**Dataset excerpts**
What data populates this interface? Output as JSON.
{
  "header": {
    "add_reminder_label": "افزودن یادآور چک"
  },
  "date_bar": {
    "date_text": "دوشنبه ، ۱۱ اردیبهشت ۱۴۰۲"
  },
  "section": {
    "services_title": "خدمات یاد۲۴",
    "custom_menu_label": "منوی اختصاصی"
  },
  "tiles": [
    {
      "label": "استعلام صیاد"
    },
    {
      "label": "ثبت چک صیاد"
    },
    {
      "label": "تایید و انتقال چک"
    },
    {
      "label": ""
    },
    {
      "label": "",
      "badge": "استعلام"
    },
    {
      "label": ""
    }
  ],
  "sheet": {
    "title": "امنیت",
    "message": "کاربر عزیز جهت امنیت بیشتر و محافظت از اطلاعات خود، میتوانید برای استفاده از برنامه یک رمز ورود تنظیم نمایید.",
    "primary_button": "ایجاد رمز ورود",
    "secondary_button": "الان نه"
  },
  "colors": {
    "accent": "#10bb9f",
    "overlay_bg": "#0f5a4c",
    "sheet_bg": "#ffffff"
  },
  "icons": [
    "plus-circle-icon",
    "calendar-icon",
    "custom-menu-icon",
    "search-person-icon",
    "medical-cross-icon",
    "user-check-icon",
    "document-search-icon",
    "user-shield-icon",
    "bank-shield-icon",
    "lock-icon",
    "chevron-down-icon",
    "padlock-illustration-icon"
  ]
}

**Problem to solve**
Reproduce the full listing above, character for character.

**Solution for this exercise**
What data populates this interface? Output as JSON.
{
  "header": {
    "add_reminder_label": "افزودن یادآور چک"
  },
  "date_bar": {
    "date_text": "دوشنبه ، ۱۱ اردیبهشت ۱۴۰۲"
  },
  "section": {
    "services_title": "خدمات یاد۲۴",
    "custom_menu_label": "منوی اختصاصی"
  },
  "tiles": [
    {
      "label": "استعلام صیاد"
    },
    {
      "label": "ثبت چک صیاد"
    },
    {
      "label": "تایید و انتقال چک"
    },
    {
      "label": ""
    },
    {
      "label": "",
      "badge": "استعلام"
    },
    {
      "label": ""
    }
  ],
  "sheet": {
    "title": "امنیت",
    "message": "کاربر عزیز جهت امنیت بیشتر و محافظت از اطلاعات خود، میتوانید برای استفاده از برنامه یک رمز ورود تنظیم نمایید.",
    "primary_button": "ایجاد رمز ورود",
    "secondary_button": "الان نه"
  },
  "colors": {
    "accent": "#10bb9f",
    "overlay_bg": "#0f5a4c",
    "sheet_bg": "#ffffff"
  },
  "icons": [
    "plus-circle-icon",
    "calendar-icon",
    "custom-menu-icon",
    "search-person-icon",
    "medical-cross-icon",
    "user-check-icon",
    "document-search-icon",
    "user-shield-icon",
    "bank-shield-icon",
    "lock-icon",
    "chevron-down-icon",
    "padlock-illustration-icon"
  ]
}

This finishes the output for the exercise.